• LISTING:
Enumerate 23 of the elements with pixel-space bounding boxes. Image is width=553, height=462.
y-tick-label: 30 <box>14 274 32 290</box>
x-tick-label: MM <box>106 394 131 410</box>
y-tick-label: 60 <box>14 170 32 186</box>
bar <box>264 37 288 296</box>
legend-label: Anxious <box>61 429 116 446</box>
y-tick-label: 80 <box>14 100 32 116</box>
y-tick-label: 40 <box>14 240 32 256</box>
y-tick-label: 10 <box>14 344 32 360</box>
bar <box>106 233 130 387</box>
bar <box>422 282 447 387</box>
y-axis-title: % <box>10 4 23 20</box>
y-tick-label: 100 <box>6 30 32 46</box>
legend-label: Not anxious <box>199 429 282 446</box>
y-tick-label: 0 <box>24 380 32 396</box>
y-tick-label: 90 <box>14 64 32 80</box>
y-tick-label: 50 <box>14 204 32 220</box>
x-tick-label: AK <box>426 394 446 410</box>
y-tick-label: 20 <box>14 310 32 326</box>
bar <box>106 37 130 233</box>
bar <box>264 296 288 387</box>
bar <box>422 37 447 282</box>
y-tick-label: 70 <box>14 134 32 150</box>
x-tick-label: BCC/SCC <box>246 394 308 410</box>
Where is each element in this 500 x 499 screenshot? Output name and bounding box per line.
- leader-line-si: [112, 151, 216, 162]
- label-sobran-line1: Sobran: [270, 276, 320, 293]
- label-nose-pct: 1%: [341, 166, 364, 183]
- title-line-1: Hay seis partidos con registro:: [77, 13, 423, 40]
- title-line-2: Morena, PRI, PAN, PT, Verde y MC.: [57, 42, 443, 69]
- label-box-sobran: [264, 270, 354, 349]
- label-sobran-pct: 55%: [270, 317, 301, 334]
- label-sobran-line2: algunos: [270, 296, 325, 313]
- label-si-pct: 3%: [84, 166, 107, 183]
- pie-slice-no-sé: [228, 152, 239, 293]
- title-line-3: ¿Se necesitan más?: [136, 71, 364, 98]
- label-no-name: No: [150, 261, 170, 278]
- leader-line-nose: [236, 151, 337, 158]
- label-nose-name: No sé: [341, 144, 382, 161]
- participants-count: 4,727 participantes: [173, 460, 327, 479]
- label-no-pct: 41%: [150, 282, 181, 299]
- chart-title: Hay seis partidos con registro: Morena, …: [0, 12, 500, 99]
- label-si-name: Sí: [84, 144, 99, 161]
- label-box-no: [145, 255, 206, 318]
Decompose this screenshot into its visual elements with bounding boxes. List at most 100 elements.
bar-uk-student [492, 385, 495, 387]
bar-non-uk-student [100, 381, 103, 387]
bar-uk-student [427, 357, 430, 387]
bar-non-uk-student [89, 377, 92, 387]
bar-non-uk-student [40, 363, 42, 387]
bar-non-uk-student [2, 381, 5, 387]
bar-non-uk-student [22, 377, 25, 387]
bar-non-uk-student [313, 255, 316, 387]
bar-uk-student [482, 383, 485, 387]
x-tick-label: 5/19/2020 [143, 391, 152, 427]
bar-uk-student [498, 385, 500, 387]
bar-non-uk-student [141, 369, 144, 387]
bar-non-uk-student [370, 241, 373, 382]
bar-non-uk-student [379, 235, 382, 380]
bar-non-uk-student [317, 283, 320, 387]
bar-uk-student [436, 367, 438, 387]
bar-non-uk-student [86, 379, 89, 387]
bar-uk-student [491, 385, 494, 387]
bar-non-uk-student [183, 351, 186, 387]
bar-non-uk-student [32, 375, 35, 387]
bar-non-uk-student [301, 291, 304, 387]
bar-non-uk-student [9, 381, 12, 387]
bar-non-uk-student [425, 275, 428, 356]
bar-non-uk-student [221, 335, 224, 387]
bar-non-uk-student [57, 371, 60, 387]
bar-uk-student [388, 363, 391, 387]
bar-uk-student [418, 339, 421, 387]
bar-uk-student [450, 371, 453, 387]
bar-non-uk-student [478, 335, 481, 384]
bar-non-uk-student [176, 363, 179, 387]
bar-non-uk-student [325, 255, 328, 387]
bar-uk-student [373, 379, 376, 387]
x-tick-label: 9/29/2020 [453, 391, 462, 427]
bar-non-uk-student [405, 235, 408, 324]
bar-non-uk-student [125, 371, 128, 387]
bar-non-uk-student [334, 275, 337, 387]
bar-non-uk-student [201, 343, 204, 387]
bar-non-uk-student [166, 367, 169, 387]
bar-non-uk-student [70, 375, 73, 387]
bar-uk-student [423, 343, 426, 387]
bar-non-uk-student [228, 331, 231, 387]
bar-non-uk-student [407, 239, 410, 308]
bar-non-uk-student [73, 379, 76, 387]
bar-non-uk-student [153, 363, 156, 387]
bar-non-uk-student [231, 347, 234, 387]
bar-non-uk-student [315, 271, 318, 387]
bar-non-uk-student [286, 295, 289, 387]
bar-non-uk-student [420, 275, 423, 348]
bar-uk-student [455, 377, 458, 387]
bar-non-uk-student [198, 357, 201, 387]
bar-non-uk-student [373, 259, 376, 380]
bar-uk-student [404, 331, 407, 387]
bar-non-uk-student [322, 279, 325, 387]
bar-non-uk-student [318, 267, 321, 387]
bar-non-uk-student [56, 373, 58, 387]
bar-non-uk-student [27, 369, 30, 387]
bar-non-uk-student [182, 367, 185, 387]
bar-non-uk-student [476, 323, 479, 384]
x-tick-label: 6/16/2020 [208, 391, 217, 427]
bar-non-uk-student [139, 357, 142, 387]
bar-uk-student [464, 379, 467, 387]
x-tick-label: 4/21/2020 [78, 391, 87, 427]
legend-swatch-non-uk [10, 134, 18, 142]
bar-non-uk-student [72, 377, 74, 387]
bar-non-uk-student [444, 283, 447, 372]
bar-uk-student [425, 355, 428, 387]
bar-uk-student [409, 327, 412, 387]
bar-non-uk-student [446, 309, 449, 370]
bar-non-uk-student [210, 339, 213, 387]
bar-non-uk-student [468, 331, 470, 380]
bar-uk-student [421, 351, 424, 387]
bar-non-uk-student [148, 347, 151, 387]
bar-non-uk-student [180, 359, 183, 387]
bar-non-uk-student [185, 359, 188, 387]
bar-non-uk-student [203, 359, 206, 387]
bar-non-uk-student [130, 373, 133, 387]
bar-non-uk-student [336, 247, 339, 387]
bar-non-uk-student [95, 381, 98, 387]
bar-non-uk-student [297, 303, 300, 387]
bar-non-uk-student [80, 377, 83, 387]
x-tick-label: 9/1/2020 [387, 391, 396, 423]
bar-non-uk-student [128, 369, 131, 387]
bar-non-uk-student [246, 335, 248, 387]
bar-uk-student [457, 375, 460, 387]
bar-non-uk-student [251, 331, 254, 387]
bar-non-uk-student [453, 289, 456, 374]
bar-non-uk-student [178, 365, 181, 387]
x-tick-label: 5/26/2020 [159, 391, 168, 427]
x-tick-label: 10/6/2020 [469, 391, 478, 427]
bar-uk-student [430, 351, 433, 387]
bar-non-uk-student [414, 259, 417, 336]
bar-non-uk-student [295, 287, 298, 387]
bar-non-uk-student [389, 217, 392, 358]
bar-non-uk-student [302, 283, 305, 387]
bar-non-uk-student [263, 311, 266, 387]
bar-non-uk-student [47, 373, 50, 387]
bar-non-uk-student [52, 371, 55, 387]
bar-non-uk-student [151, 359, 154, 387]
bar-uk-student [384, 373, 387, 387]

...

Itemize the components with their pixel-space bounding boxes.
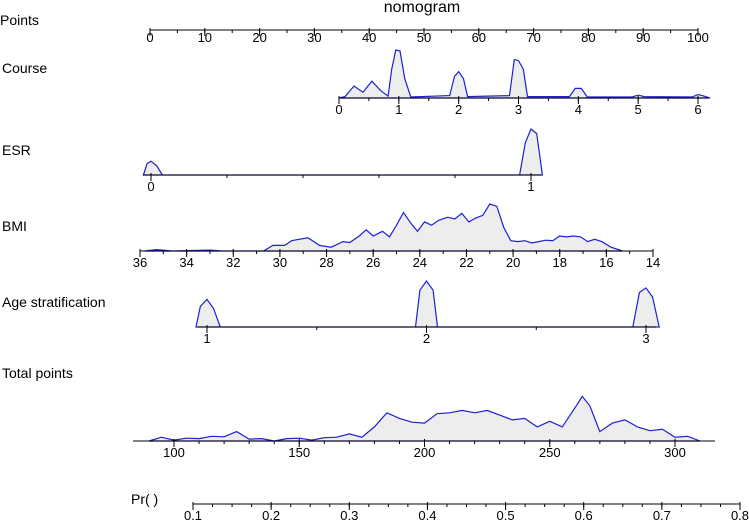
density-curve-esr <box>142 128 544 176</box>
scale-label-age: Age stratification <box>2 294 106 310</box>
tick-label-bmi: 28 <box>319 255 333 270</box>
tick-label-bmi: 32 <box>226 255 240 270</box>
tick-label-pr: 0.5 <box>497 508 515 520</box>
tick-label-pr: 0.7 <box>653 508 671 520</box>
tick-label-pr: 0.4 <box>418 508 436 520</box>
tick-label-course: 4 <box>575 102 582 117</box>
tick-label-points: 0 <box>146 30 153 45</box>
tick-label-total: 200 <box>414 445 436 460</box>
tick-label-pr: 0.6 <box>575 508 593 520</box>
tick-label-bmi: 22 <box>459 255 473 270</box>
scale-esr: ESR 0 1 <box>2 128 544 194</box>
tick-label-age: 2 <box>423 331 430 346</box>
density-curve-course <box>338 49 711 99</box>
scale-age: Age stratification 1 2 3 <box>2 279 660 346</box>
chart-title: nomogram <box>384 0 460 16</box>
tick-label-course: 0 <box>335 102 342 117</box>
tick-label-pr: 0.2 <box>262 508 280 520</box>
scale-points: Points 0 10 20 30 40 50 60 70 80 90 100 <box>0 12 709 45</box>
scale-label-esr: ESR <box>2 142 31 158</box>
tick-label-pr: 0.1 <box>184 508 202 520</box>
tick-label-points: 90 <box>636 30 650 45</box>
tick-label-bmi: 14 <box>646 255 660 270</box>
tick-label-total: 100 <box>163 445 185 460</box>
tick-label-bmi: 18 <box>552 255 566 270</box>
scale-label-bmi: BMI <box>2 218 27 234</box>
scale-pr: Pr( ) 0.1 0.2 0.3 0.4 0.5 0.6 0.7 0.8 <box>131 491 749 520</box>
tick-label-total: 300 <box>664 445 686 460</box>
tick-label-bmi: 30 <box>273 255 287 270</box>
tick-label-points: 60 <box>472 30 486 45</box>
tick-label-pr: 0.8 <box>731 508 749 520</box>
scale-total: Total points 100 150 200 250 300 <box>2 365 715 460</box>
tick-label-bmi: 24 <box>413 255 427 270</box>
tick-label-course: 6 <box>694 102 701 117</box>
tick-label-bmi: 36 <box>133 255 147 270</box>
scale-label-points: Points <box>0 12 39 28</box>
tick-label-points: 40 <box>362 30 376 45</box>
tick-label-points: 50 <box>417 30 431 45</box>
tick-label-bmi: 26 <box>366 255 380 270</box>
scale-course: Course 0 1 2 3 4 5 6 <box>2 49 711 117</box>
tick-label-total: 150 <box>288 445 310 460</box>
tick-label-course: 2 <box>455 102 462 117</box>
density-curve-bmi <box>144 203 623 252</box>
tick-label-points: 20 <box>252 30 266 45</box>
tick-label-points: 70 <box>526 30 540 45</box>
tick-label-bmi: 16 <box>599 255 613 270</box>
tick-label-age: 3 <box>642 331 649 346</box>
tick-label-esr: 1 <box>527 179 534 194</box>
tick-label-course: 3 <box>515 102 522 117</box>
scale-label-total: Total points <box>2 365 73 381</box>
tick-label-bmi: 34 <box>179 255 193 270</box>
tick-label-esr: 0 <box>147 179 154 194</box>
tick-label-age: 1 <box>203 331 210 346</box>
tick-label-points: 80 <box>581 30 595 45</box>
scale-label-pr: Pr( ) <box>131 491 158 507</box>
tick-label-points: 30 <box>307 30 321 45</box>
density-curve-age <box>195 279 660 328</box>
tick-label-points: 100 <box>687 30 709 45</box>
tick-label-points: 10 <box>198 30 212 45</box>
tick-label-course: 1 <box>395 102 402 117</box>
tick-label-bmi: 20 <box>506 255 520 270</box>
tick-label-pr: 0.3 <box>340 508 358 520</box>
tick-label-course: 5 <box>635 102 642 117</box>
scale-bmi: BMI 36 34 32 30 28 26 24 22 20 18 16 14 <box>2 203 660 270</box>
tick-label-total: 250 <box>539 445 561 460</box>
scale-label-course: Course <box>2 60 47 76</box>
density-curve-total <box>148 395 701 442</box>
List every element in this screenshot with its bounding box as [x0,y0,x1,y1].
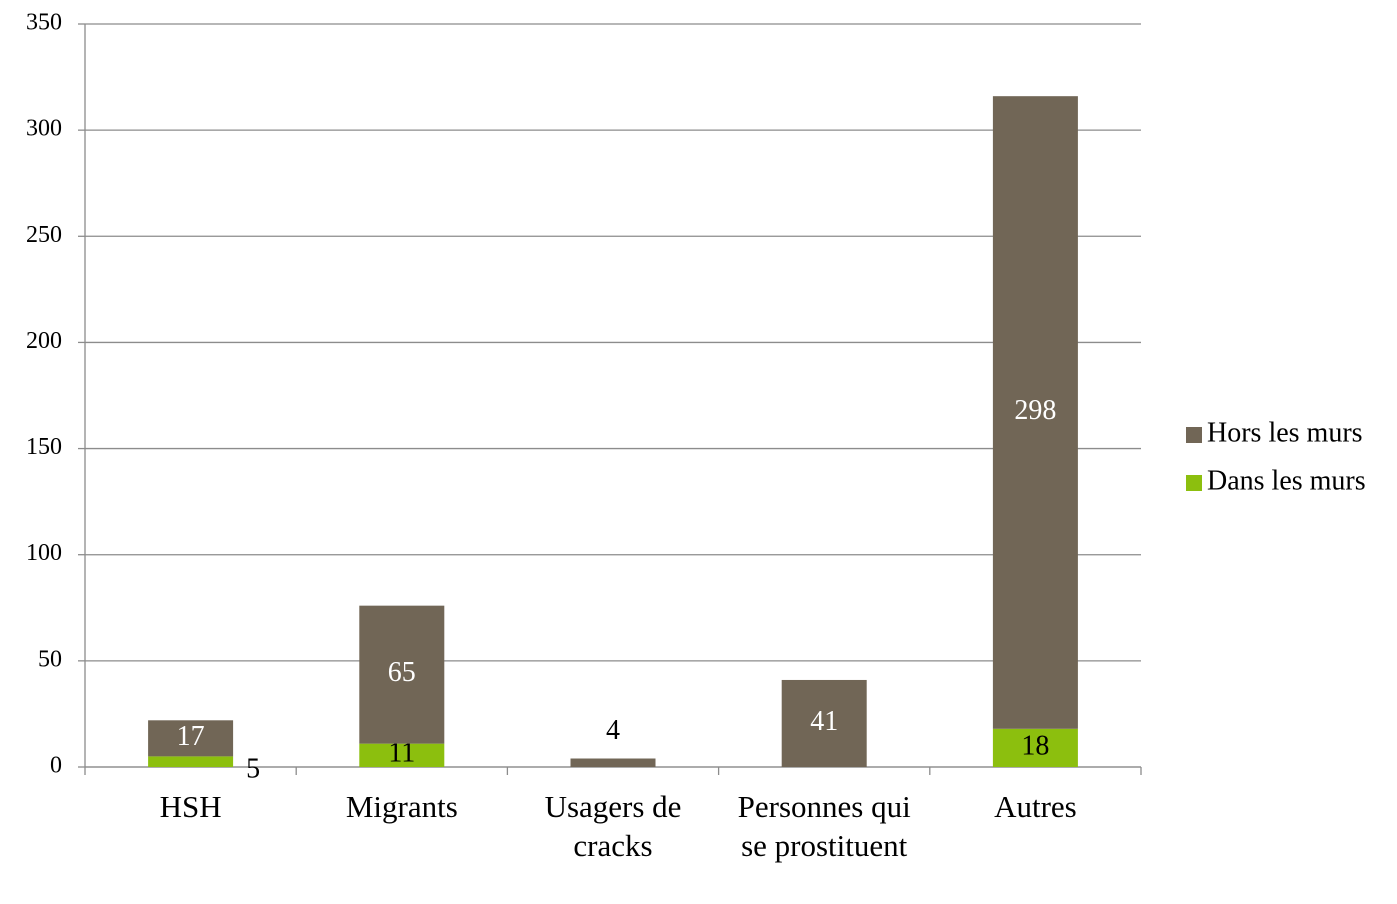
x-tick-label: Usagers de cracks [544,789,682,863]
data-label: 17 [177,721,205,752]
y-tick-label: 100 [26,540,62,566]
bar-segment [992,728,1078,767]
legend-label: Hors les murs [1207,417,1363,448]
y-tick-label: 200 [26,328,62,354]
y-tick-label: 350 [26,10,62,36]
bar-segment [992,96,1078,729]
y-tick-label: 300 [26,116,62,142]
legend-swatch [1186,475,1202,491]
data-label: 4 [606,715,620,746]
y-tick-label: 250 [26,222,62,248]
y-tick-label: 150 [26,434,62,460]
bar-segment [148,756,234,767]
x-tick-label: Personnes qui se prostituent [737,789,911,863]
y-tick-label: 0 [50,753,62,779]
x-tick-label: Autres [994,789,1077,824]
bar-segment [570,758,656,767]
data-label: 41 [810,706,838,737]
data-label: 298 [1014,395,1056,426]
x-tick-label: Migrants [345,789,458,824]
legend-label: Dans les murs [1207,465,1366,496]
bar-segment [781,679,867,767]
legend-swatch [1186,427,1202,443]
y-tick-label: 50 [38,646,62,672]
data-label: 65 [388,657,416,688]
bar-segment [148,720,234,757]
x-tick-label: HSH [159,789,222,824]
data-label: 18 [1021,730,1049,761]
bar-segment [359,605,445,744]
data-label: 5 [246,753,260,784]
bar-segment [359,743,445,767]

• WORK TO BE COMPLETED:
Update the lines from the one containing "Enumerate 23 of" through the one containing "y-axis-title: % <box>10 4 23 20</box>" by changing "Anxious" to "Worried". Write out those lines again with nothing else altered.

• ANSWER BELOW:
Enumerate 23 of the elements with pixel-space bounding boxes. Image is width=553, height=462.
y-tick-label: 30 <box>14 274 32 290</box>
x-tick-label: MM <box>106 394 131 410</box>
y-tick-label: 60 <box>14 170 32 186</box>
bar <box>264 37 288 296</box>
legend-label: Worried <box>61 429 116 446</box>
y-tick-label: 80 <box>14 100 32 116</box>
y-tick-label: 40 <box>14 240 32 256</box>
y-tick-label: 10 <box>14 344 32 360</box>
bar <box>106 233 130 387</box>
bar <box>422 282 447 387</box>
y-axis-title: % <box>10 4 23 20</box>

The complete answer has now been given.